## begin
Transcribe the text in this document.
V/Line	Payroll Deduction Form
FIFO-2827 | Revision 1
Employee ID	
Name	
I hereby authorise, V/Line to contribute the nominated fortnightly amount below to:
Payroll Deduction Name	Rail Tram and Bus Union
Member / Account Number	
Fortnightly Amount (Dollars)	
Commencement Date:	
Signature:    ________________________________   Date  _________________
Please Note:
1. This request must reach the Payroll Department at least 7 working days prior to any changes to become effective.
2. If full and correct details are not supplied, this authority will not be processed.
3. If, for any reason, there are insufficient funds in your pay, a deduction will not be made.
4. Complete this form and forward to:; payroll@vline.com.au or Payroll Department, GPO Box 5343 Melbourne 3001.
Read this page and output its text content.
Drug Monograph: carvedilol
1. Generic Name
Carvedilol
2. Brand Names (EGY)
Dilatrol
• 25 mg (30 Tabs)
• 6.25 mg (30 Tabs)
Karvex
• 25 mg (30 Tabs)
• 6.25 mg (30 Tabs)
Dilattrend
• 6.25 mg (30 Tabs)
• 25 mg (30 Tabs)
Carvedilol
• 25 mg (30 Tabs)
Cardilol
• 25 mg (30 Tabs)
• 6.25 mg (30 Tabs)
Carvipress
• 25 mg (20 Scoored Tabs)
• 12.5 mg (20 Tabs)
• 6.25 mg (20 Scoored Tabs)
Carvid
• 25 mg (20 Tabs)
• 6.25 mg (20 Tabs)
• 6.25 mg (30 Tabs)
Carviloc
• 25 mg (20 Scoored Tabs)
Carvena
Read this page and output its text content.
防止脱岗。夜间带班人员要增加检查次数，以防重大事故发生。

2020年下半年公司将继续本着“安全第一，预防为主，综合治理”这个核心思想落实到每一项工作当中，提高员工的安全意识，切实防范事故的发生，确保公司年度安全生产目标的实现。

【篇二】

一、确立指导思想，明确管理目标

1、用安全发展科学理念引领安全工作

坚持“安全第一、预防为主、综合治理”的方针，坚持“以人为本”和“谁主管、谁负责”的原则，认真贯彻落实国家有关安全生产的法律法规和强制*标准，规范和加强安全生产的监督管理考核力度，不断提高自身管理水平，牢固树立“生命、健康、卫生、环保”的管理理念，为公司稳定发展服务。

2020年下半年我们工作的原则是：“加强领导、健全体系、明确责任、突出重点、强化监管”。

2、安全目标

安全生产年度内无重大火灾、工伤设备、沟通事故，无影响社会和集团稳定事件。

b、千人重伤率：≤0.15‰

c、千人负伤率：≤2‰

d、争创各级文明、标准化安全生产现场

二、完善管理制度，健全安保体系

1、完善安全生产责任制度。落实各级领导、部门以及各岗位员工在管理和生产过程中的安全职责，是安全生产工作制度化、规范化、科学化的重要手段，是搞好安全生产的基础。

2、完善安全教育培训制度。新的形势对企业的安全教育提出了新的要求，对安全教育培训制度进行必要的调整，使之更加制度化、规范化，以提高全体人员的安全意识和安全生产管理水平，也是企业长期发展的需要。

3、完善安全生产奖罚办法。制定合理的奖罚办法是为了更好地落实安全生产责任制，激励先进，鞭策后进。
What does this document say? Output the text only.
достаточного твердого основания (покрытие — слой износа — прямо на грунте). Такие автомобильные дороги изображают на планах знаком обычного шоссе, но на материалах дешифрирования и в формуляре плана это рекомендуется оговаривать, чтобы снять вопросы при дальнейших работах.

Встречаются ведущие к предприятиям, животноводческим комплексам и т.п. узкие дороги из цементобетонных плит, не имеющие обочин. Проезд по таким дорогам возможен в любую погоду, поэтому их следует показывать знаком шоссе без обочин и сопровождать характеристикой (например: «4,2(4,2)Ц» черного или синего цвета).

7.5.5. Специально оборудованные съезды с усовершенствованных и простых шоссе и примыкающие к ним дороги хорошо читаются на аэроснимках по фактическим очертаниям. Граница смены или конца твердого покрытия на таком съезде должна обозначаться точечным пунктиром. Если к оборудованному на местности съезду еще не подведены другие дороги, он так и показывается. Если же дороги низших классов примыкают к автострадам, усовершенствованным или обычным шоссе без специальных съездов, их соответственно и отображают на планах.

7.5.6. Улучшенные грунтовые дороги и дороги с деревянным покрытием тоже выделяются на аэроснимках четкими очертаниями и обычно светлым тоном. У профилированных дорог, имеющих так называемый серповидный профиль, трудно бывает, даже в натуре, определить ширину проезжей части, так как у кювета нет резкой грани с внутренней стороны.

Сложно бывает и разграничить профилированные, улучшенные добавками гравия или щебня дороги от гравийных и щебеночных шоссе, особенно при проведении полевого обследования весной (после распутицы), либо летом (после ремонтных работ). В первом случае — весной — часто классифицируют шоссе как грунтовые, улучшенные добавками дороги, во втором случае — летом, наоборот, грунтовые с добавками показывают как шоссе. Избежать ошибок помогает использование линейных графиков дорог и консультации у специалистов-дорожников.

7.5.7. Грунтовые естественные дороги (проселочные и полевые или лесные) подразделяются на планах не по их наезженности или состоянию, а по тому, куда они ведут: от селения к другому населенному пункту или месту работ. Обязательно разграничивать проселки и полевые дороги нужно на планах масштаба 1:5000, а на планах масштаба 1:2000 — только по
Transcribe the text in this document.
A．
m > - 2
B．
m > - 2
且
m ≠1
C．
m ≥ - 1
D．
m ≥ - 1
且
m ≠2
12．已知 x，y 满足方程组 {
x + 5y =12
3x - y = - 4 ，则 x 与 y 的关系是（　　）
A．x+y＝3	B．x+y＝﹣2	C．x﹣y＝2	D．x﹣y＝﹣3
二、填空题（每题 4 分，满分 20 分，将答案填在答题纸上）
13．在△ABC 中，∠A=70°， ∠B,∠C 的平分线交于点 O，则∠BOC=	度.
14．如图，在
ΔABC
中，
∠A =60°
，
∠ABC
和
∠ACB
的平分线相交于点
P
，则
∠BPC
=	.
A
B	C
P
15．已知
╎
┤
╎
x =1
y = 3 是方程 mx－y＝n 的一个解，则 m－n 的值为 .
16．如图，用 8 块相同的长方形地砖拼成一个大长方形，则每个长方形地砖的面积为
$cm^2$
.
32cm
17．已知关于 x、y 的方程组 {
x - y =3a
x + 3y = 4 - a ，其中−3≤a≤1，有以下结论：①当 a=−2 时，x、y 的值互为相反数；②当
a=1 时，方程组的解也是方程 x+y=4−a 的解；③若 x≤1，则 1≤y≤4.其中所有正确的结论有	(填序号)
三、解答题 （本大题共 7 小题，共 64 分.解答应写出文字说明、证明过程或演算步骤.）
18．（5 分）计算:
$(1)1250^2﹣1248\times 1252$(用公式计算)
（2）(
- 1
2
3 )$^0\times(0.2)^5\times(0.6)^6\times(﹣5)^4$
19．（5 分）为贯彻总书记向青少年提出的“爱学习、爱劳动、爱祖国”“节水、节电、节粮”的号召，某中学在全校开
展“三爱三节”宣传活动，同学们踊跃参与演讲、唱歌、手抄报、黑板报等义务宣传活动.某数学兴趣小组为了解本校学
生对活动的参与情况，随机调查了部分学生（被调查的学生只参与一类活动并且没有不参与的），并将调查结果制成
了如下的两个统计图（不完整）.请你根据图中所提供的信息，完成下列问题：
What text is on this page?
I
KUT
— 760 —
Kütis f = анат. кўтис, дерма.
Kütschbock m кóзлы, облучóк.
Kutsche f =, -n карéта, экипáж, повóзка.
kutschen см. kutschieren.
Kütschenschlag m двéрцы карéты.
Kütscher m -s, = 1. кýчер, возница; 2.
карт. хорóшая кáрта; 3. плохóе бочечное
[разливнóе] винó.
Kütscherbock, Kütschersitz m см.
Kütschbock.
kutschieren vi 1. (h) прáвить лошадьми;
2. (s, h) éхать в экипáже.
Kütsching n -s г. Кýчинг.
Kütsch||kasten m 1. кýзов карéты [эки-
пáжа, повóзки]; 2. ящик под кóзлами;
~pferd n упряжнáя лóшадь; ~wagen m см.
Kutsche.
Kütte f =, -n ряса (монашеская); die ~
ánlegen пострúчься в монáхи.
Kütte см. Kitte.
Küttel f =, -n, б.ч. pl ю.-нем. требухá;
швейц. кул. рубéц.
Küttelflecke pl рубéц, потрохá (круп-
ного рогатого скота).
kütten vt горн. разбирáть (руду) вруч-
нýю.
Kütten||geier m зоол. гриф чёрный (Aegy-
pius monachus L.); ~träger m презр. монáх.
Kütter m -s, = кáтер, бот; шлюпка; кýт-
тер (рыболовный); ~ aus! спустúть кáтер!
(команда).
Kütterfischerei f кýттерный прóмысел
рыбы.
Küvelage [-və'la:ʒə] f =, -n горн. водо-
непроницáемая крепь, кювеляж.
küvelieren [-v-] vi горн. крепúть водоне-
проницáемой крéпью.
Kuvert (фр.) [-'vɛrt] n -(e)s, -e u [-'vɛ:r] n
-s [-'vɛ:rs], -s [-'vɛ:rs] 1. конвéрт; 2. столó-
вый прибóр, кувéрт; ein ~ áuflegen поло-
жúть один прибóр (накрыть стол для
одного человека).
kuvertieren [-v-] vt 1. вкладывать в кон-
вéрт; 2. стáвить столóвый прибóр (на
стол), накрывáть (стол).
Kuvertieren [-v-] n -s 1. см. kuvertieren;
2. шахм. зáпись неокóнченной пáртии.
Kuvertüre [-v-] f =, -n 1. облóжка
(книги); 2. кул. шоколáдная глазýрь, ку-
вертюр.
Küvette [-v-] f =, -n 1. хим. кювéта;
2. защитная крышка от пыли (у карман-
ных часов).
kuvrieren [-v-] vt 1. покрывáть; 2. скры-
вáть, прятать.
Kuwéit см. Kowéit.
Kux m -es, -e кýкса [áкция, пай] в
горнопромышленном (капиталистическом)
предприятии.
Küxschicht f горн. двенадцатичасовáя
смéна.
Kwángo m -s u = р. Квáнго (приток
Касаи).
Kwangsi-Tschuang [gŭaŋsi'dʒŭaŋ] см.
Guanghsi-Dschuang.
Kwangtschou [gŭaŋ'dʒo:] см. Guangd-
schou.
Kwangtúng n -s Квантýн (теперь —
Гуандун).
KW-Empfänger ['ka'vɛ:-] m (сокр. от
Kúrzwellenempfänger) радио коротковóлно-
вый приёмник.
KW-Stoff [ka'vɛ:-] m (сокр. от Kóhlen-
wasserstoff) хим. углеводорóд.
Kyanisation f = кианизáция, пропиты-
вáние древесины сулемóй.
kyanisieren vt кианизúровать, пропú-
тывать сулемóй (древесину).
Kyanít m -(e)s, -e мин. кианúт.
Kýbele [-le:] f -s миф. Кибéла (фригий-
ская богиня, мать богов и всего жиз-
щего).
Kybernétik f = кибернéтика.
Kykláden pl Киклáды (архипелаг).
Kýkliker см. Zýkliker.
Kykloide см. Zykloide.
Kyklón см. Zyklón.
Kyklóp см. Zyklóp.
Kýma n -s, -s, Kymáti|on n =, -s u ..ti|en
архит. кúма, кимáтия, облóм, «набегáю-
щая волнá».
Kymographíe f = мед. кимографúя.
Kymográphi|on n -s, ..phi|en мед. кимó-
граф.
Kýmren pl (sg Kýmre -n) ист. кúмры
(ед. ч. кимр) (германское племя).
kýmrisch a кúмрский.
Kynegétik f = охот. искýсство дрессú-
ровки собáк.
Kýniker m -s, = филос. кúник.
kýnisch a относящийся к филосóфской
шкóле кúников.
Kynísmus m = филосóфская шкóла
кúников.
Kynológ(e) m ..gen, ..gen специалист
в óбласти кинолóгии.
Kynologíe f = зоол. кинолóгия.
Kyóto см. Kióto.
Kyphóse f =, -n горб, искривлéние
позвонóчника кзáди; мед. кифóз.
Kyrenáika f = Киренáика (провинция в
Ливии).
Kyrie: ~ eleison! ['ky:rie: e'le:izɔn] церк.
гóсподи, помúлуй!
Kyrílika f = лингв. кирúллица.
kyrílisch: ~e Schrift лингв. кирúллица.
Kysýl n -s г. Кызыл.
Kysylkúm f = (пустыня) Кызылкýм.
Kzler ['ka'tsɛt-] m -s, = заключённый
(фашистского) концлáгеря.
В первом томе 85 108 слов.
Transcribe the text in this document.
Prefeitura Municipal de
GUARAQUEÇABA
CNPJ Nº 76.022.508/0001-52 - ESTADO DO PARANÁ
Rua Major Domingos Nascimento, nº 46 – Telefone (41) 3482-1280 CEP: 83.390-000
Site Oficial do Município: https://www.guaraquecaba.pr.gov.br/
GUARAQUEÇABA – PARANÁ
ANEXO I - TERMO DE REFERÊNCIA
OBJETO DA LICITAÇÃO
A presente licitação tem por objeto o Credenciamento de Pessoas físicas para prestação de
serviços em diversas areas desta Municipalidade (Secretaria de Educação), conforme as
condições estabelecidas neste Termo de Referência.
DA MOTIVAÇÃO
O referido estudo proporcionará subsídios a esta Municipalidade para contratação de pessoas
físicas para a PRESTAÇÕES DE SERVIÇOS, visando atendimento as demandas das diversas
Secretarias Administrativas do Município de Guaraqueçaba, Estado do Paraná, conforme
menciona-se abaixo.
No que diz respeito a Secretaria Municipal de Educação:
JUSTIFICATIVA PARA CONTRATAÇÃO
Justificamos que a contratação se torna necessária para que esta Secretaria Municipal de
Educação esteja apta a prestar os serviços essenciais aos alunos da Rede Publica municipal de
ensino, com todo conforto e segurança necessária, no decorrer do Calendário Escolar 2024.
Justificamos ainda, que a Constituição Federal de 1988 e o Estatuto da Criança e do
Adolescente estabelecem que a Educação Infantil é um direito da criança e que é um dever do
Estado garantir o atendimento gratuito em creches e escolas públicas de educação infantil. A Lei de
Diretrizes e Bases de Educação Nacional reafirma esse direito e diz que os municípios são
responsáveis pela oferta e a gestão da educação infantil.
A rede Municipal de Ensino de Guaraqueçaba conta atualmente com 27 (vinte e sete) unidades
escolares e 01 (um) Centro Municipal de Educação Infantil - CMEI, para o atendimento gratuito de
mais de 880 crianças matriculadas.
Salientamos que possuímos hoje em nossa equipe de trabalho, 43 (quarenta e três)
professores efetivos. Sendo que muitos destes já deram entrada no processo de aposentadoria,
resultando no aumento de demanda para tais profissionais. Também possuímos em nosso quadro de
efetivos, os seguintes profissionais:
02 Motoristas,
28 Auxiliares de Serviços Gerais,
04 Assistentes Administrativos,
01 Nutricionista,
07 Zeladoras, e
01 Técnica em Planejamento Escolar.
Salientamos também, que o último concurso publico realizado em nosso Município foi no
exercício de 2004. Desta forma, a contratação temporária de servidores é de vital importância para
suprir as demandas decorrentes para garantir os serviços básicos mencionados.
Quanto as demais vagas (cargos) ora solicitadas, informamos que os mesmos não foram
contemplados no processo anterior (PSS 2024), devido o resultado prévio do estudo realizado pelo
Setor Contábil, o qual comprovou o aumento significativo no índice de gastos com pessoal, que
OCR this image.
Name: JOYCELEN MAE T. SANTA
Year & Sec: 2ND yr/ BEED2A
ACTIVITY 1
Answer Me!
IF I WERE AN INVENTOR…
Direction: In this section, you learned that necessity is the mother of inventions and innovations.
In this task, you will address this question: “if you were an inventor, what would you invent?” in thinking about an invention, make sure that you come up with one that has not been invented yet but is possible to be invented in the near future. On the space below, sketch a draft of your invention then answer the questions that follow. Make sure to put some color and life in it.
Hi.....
## end
● **WHAT IS REQUIRED**
The answer consists only of the lines from the one containing "OCR this image." to the end of the records, each written out exactly.

● **RESULT FOR THIS TASK**
OCR this image.
Name: JOYCELEN MAE T. SANTA
Year & Sec: 2ND yr/ BEED2A
ACTIVITY 1
Answer Me!
IF I WERE AN INVENTOR…
Direction: In this section, you learned that necessity is the mother of inventions and innovations.
In this task, you will address this question: “if you were an inventor, what would you invent?” in thinking about an invention, make sure that you come up with one that has not been invented yet but is possible to be invented in the near future. On the space below, sketch a draft of your invention then answer the questions that follow. Make sure to put some color and life in it.
Hi.....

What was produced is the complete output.